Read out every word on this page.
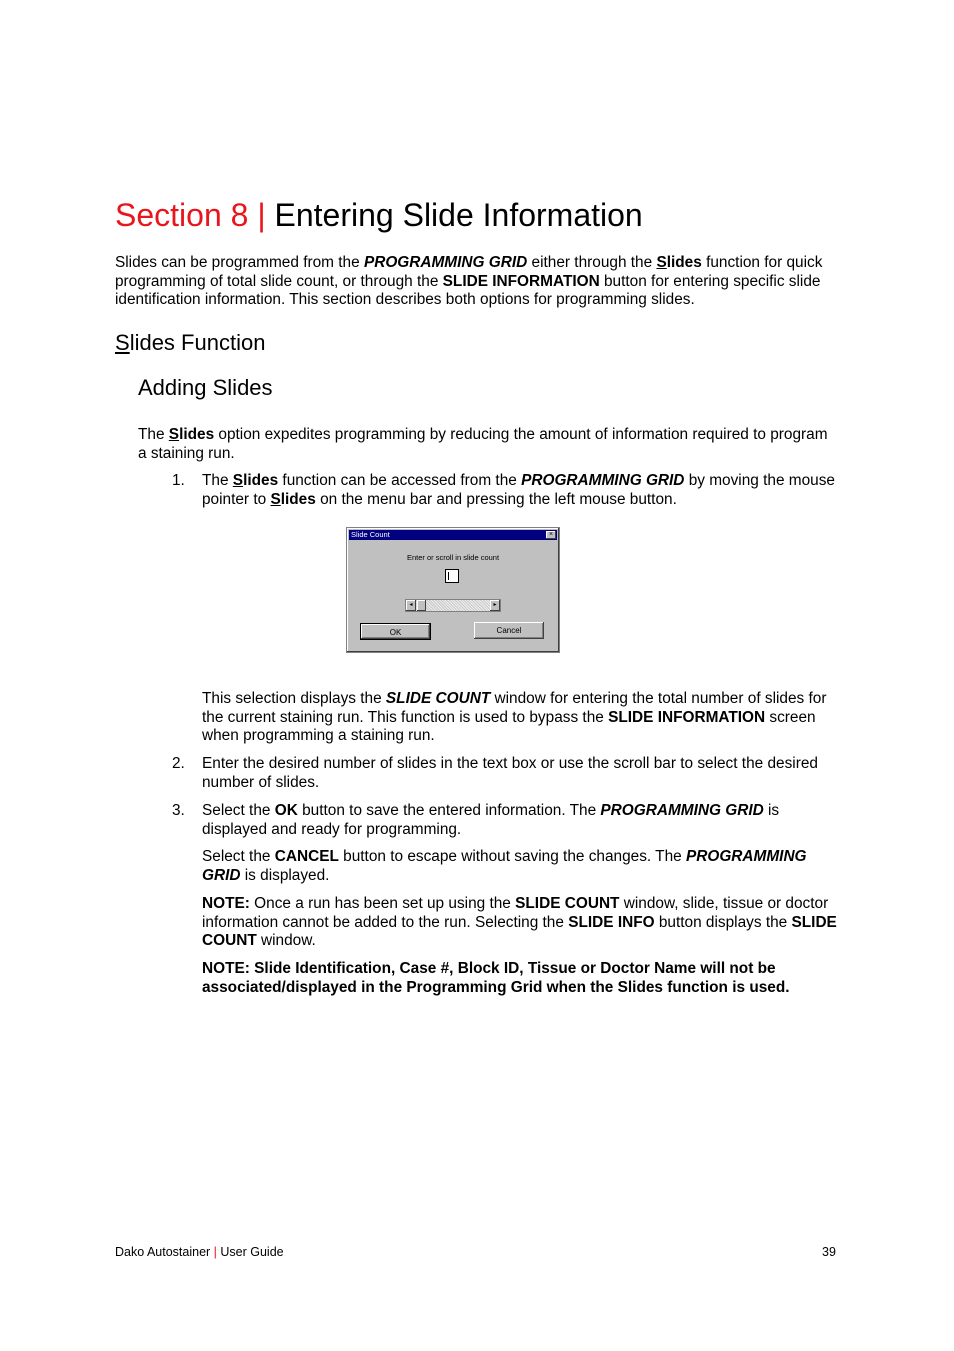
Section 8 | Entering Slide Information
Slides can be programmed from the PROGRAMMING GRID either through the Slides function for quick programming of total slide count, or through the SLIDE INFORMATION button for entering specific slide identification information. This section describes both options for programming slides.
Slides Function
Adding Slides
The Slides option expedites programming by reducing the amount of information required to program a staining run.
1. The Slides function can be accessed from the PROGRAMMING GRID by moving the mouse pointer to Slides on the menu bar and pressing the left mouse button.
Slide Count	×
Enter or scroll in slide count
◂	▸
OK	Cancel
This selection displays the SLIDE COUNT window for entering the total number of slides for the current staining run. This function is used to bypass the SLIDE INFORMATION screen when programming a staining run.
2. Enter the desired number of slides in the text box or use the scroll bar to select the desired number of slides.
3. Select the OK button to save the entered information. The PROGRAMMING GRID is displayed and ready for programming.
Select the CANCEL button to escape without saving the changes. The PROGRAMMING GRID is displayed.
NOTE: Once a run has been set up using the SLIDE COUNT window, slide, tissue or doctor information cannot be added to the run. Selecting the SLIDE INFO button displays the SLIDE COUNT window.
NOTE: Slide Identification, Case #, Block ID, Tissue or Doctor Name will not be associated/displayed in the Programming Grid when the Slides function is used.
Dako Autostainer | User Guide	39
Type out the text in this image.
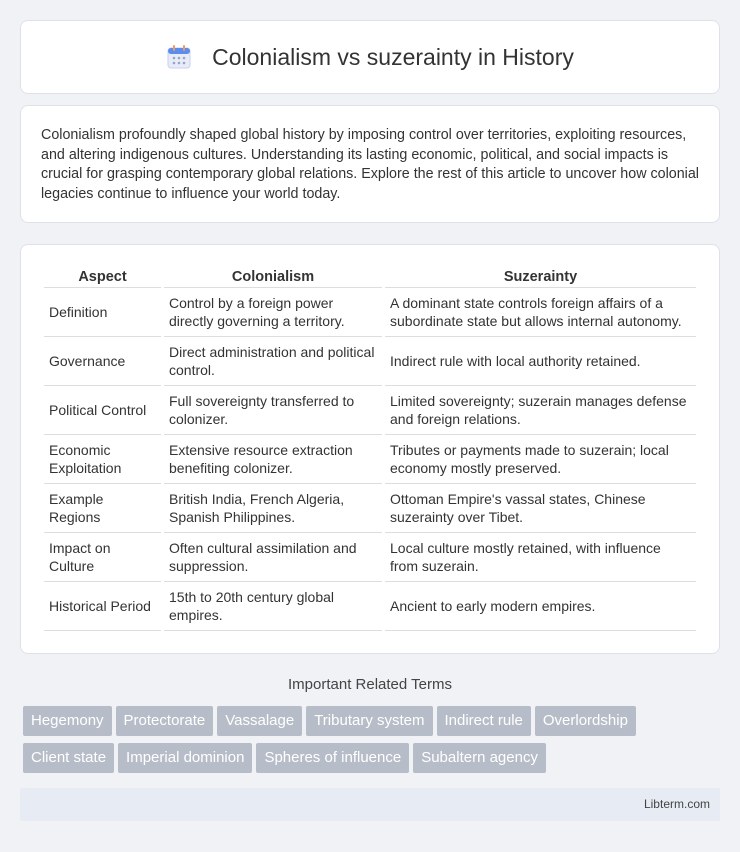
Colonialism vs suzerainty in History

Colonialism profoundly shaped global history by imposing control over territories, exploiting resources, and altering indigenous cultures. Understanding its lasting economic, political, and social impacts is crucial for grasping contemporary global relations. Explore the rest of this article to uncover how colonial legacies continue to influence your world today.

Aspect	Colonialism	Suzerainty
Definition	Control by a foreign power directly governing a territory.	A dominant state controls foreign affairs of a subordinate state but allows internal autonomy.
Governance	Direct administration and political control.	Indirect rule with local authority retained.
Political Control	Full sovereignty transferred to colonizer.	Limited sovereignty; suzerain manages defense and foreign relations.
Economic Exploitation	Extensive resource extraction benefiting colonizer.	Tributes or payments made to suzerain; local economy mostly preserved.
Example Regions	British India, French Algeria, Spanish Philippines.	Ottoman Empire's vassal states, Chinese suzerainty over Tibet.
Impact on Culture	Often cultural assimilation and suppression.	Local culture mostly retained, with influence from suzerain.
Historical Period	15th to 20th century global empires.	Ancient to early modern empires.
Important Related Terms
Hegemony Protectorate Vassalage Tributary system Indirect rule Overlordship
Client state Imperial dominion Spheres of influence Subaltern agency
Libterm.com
====================
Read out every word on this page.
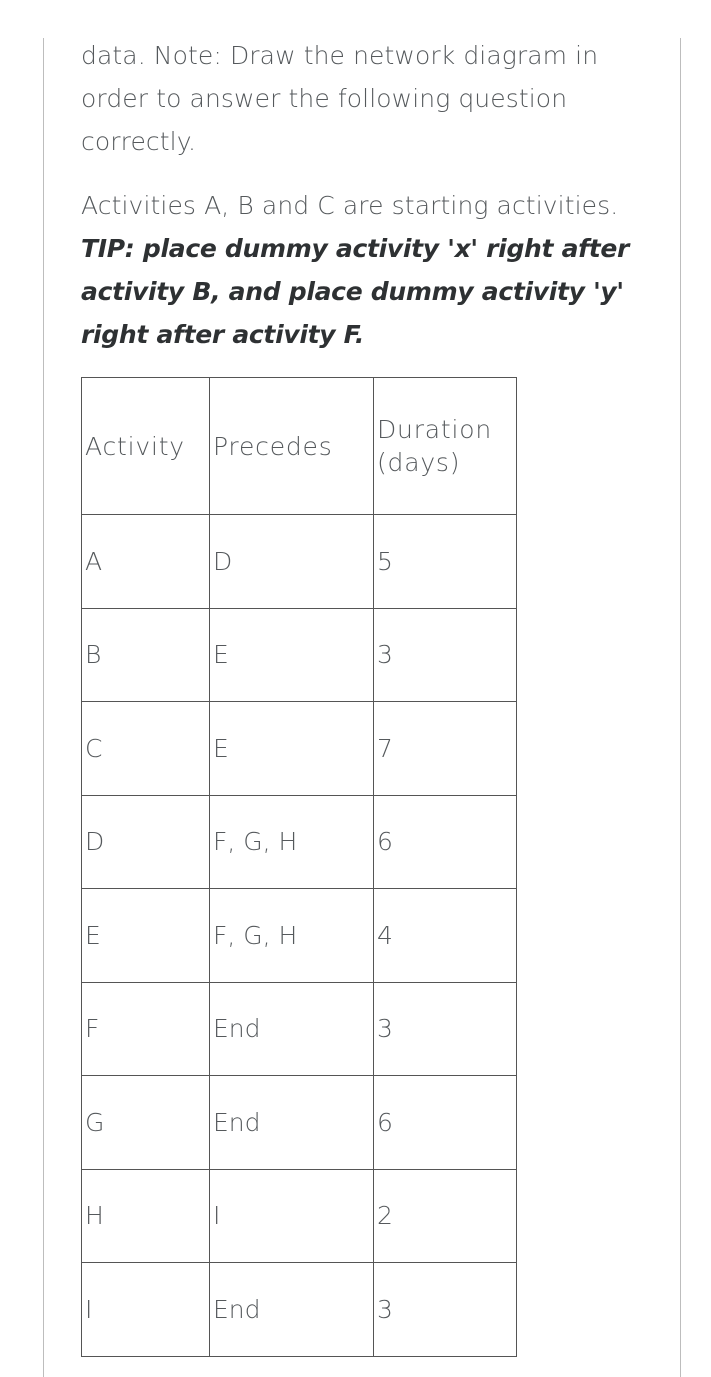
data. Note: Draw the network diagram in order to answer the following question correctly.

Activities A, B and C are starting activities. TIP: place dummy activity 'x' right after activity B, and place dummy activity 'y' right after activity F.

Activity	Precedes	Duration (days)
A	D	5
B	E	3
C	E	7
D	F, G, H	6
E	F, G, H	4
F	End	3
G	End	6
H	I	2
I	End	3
====================
**Stated problem:**
Extract every line above containing the word "retained".

**Task answer:**
Governance	Direct administration and political control.	Indirect rule with local authority retained.
Impact on Culture	Often cultural assimilation and suppression.	Local culture mostly retained, with influence from suzerain.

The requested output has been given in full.